* **Exercise prompt**
Determine the number of lines containing the word "Nickel". Reply with it and nothing else.

* **Record extracts**
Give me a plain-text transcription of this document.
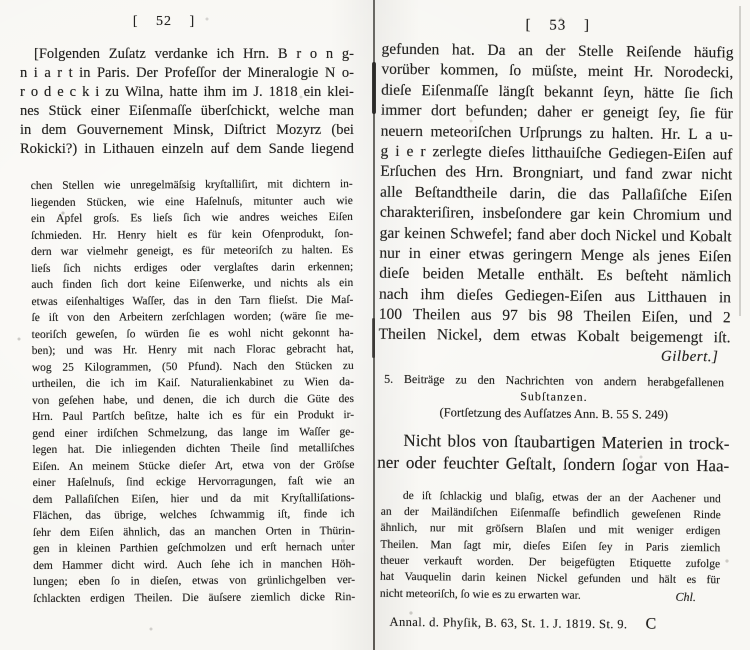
[ 52 ]
[Folgenden Zuſatz verdanke ich Hrn. B r o n g-
n i a r t in Paris. Der Profeſſor der Mineralogie N o-
r o d e c k i zu Wilna, hatte ihm im J. 1818 ein klei-
nes Stück einer Eiſenmaſſe überſchickt, welche man
in dem Gouvernement Minsk, Diſtrict Mozyrz (bei
Rokicki?) in Lithauen einzeln auf dem Sande liegend
chen Stellen wie unregelmäſsig kryſtalliſirt, mit dichtern in-
liegenden Stücken, wie eine Haſelnuſs, mitunter auch wie
ein Apfel groſs. Es lieſs ſich wie andres weiches Eiſen
ſchmieden. Hr. Henry hielt es für kein Ofenprodukt, ſon-
dern war vielmehr geneigt, es für meteoriſch zu halten. Es
lieſs ſich nichts erdiges oder verglaſtes darin erkennen;
auch finden ſich dort keine Eiſenwerke, und nichts als ein
etwas eiſenhaltiges Waſſer, das in den Tarn flieſst. Die Maſ-
ſe iſt von den Arbeitern zerſchlagen worden; (wäre ſie me-
teoriſch geweſen, ſo würden ſie es wohl nicht gekonnt ha-
ben); und was Hr. Henry mit nach Florac gebracht hat,
wog 25 Kilogrammen, (50 Pfund). Nach den Stücken zu
urtheilen, die ich im Kaiſ. Naturalienkabinet zu Wien da-
von geſehen habe, und denen, die ich durch die Güte des
Hrn. Paul Partſch beſitze, halte ich es für ein Produkt ir-
gend einer irdiſchen Schmelzung, das lange im Waſſer ge-
legen hat. Die inliegenden dichten Theile ſind metalliſches
Eiſen. An meinem Stücke dieſer Art, etwa von der Gröſse
einer Haſelnuſs, ſind eckige Hervorragungen, faſt wie an
dem Pallaſiſchen Eiſen, hier und da mit Kryſtalliſations-
Flächen, das übrige, welches ſchwammig iſt, finde ich
ſehr dem Eiſen ähnlich, das an manchen Orten in Thürin-
gen in kleinen Parthien geſchmolzen und erſt hernach unter
dem Hammer dicht wird. Auch ſehe ich in manchen Höh-
lungen; eben ſo in dieſen, etwas von grünlichgelben ver-
ſchlackten erdigen Theilen. Die äuſsere ziemlich dicke Rin-
[ 53 ]
gefunden hat. Da an der Stelle Reiſende häufig
vorüber kommen, ſo müſste, meint Hr. Norodecki,
dieſe Eiſenmaſſe längſt bekannt ſeyn, hätte ſie ſich
immer dort befunden; daher er geneigt ſey, ſie für
neuern meteoriſchen Urſprungs zu halten. Hr. L a u-
g i e r zerlegte dieſes litthauiſche Gediegen-Eiſen auf
Erſuchen des Hrn. Brongniart, und fand zwar nicht
alle Beſtandtheile darin, die das Pallaſiſche Eiſen
charakteriſiren, insbeſondere gar kein Chromium und
gar keinen Schwefel; fand aber doch Nickel und Kobalt
nur in einer etwas geringern Menge als jenes Eiſen
dieſe beiden Metalle enthält. Es beſteht nämlich
nach ihm dieſes Gediegen-Eiſen aus Litthauen in
100 Theilen aus 97 bis 98 Theilen Eiſen, und 2
Theilen Nickel, dem etwas Kobalt beigemengt iſt.
Gilbert.]
5. Beiträge zu den Nachrichten von andern herabgefallenen
Subſtanzen.
(Fortſetzung des Aufſatzes Ann. B. 55 S. 249)
Nicht blos von ſtaubartigen Materien in trock-
ner oder feuchter Geſtalt, ſondern ſogar von Haa-
de iſt ſchlackig und blaſig, etwas der an der Aachener und
an der Mailändiſchen Eiſenmaſſe befindlich geweſenen Rinde
ähnlich, nur mit gröſsern Blaſen und mit weniger erdigen
Theilen. Man ſagt mir, dieſes Eiſen ſey in Paris ziemlich
theuer verkauft worden. Der beigefügten Etiquette zufolge
hat Vauquelin darin keinen Nickel gefunden und hält es für
nicht meteoriſch, ſo wie es zu erwarten war.	Chl.
Annal. d. Phyſik, B. 63, St. 1. J. 1819. St. 9. C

* **Solution below**
3